Instruction. How many lines of the data hold the word "System"? State the number and nothing else.
BEGIN Source records
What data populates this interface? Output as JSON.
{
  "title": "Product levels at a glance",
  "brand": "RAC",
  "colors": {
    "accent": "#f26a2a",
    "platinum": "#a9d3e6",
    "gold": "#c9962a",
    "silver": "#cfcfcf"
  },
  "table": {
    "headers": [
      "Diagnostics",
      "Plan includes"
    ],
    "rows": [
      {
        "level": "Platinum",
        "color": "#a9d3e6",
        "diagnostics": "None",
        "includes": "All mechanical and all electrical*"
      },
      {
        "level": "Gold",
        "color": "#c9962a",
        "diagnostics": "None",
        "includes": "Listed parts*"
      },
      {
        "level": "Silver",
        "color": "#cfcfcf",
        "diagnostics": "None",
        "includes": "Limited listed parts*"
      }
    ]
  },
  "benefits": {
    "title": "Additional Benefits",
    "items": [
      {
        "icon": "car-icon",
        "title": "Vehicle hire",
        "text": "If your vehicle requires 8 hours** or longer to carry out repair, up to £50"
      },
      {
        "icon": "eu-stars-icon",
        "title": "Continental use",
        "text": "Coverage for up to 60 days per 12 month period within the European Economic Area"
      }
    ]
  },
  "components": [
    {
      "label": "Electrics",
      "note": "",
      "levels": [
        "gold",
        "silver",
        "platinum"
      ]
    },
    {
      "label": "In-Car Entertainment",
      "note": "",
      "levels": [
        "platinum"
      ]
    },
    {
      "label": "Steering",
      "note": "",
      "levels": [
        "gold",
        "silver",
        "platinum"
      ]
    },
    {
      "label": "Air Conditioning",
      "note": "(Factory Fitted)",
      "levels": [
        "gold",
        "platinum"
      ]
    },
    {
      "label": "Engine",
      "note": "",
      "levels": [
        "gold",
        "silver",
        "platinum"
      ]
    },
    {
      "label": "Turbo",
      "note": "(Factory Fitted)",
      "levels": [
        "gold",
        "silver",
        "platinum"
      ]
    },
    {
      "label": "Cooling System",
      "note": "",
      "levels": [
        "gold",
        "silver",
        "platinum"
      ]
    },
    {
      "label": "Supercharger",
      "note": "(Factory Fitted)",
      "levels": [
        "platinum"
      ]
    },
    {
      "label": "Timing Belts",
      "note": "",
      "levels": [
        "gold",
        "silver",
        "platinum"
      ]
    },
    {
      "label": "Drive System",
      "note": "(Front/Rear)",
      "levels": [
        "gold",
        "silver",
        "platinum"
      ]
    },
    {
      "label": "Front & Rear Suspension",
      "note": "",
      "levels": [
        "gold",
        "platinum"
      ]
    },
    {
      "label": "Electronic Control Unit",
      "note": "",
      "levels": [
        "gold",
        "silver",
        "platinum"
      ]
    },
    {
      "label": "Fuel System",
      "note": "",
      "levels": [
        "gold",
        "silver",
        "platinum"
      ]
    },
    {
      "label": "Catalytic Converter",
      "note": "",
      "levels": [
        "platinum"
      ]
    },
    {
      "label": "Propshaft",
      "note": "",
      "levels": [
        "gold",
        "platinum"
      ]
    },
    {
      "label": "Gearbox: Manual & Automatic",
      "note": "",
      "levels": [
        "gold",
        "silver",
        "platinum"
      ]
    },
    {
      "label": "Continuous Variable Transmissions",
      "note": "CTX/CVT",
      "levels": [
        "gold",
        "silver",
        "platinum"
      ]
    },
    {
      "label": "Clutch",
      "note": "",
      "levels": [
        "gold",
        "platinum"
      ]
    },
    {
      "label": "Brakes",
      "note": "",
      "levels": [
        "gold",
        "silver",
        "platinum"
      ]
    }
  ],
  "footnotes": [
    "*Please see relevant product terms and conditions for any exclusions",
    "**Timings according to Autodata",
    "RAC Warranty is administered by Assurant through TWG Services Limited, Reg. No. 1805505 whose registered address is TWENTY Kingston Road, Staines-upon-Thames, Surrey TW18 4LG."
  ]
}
END Source records
Full answer. 3